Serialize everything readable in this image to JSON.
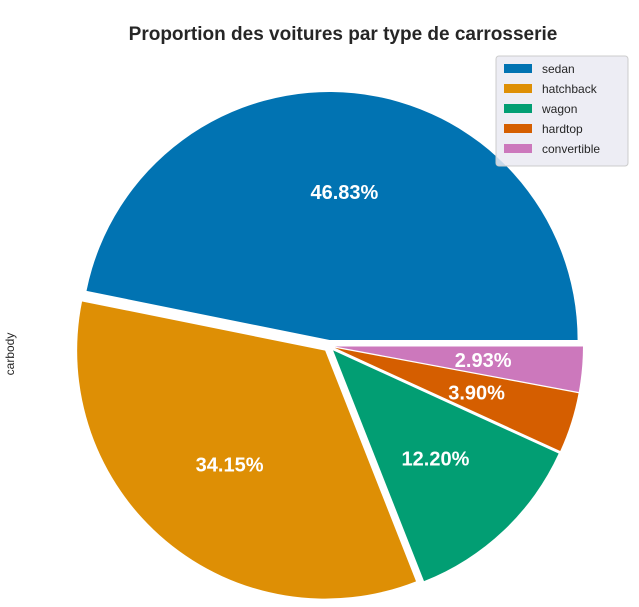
{
  "chart_data": {
    "type": "pie",
    "title": "Proportion des voitures par type de carrosserie",
    "ylabel": "carbody",
    "categories": [
      "sedan",
      "hatchback",
      "wagon",
      "hardtop",
      "convertible"
    ],
    "values": [
      46.83,
      34.15,
      12.2,
      3.9,
      2.93
    ],
    "labels": [
      "46.83%",
      "34.15%",
      "12.20%",
      "3.90%",
      "2.93%"
    ],
    "colors": [
      "#0173b2",
      "#de8f05",
      "#029e73",
      "#d55e00",
      "#cc78bc"
    ],
    "legend_placement": "top-right",
    "start_angle_deg": 0,
    "direction": "counterclockwise",
    "explode": true
  }
}
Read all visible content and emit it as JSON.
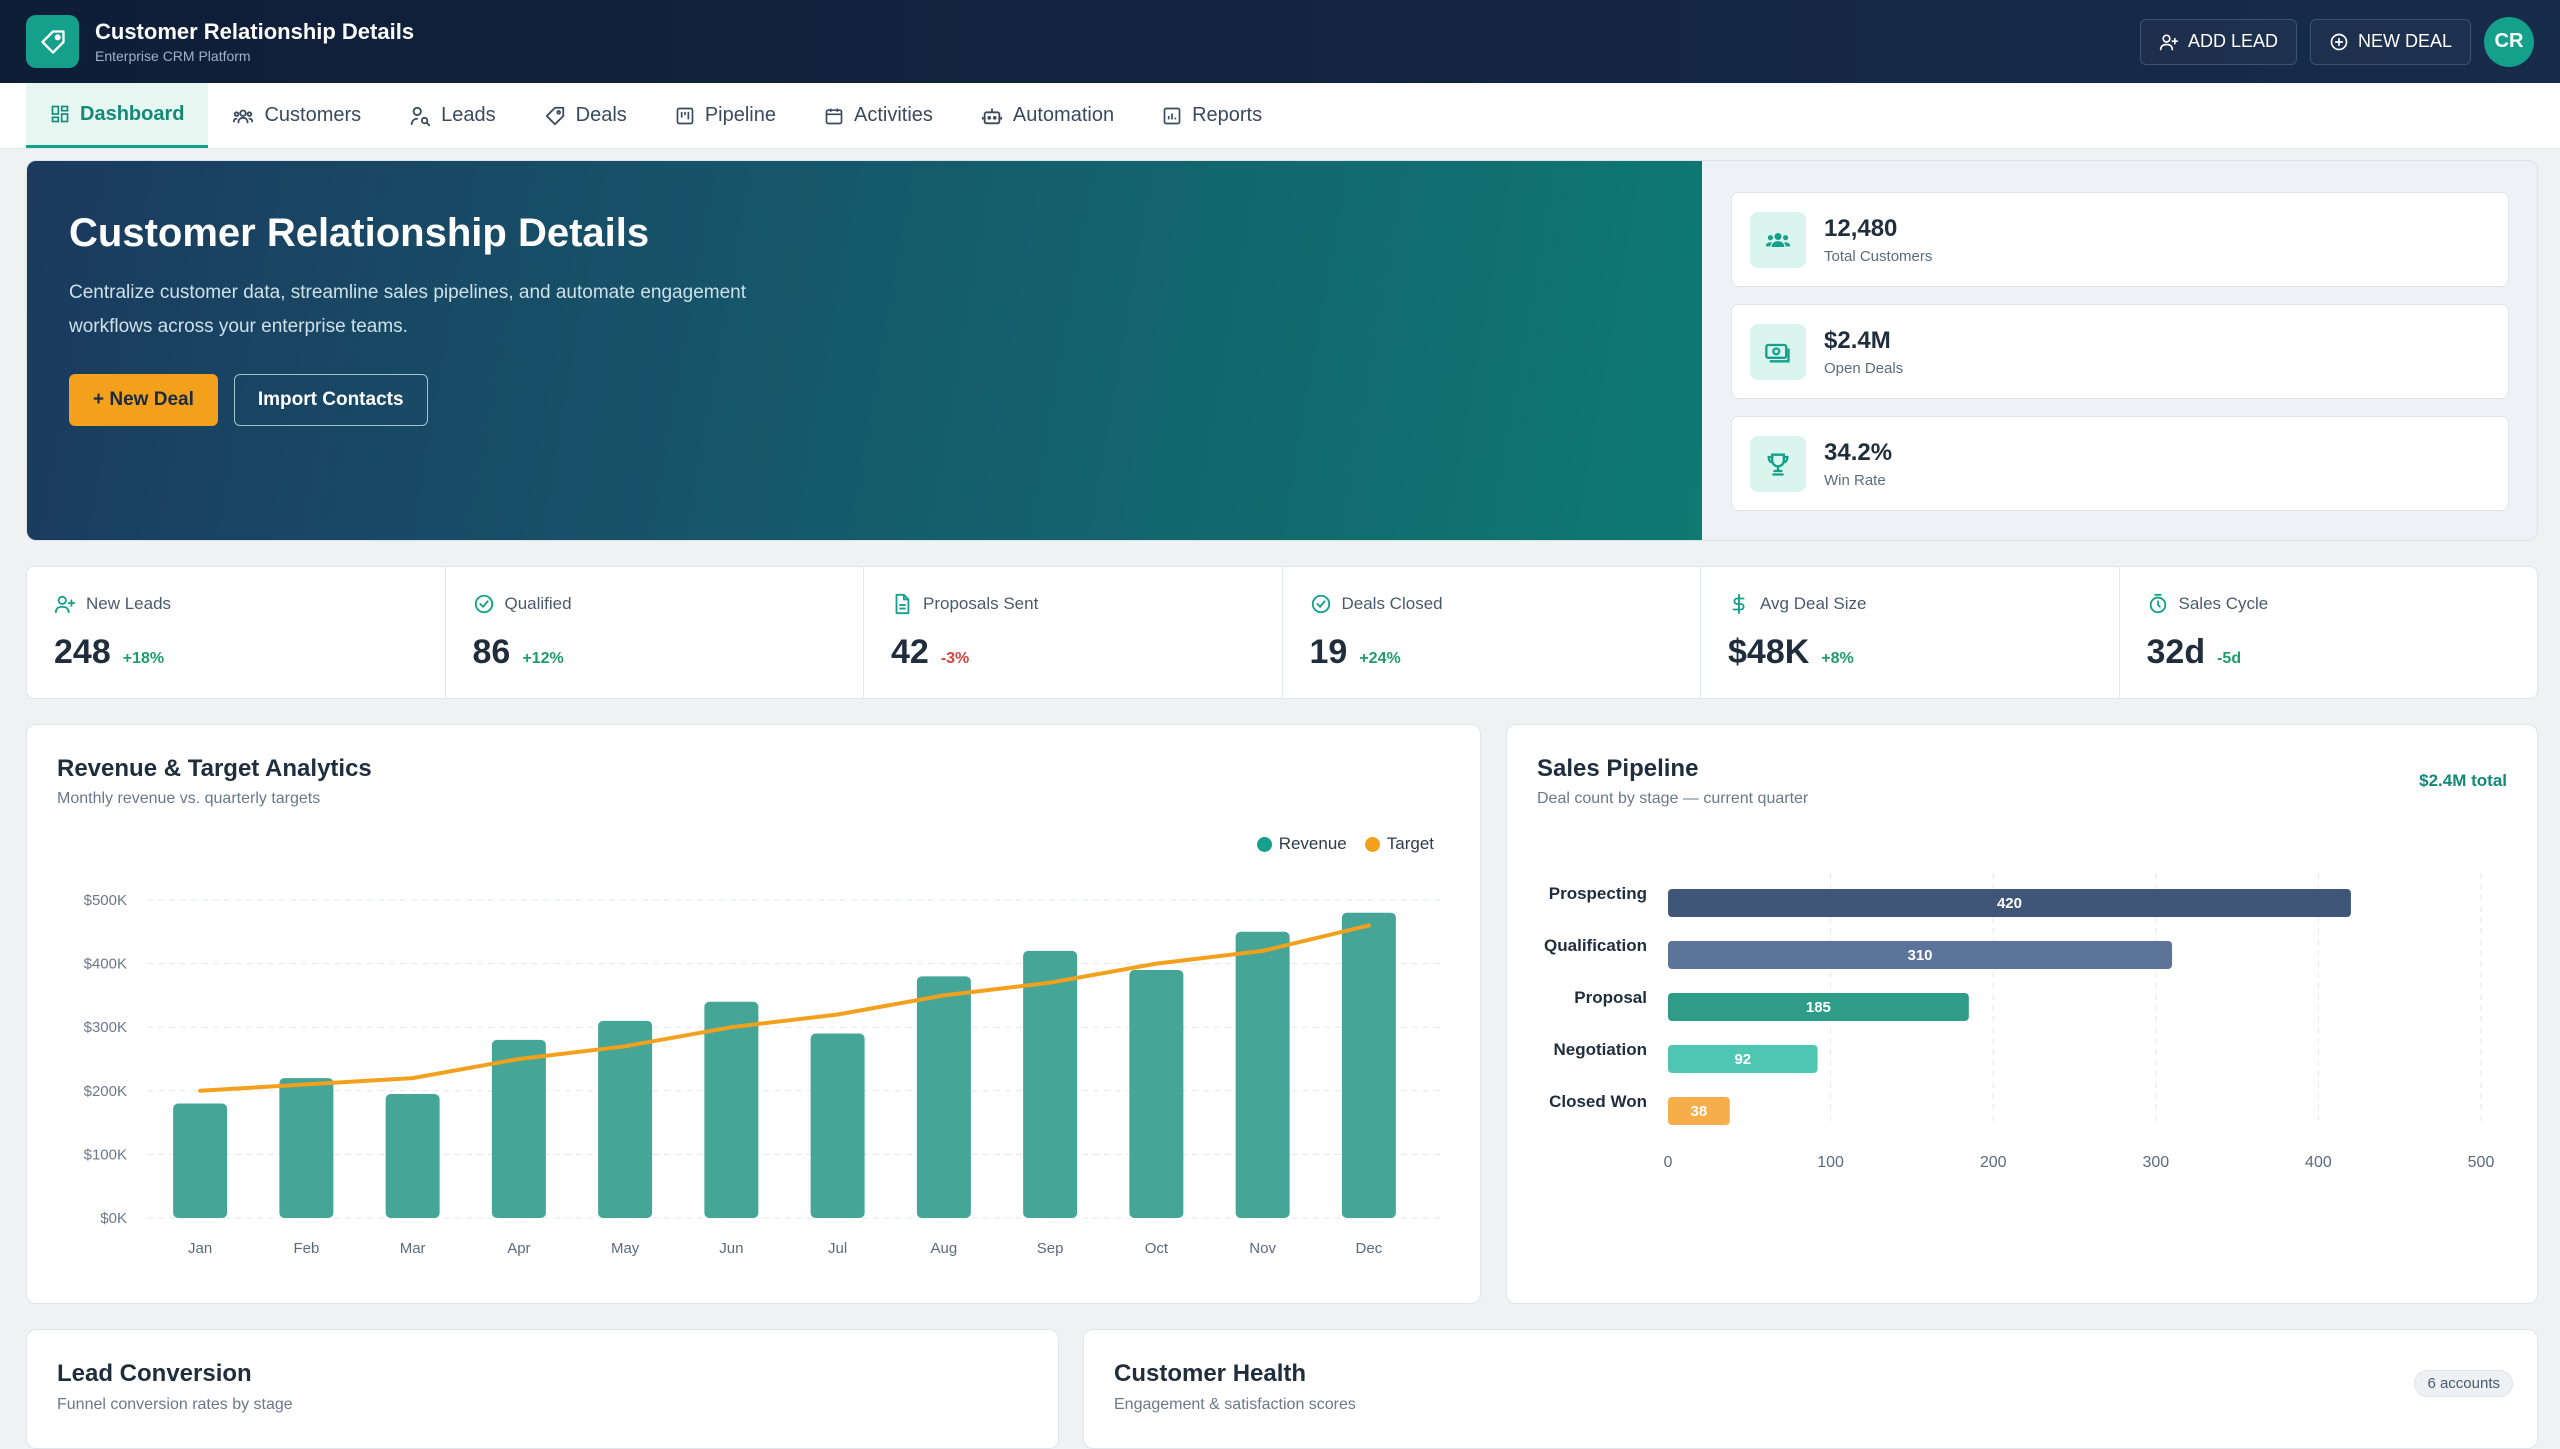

● ● ● ● ● ● ●

Repeat the data exactly, excluding the pictures.

**Task result:**
Serialize everything readable in this image to JSON.
{
  "chart_data": {
    "type": "pie",
    "title": "Proportion des voitures par type de carrosserie",
    "ylabel": "carbody",
    "categories": [
      "sedan",
      "hatchback",
      "wagon",
      "hardtop",
      "convertible"
    ],
    "values": [
      46.83,
      34.15,
      12.2,
      3.9,
      2.93
    ],
    "labels": [
      "46.83%",
      "34.15%",
      "12.20%",
      "3.90%",
      "2.93%"
    ],
    "colors": [
      "#0173b2",
      "#de8f05",
      "#029e73",
      "#d55e00",
      "#cc78bc"
    ],
    "legend_placement": "top-right",
    "start_angle_deg": 0,
    "direction": "counterclockwise",
    "explode": true
  }
}
Read all visible content and emit it as JSON.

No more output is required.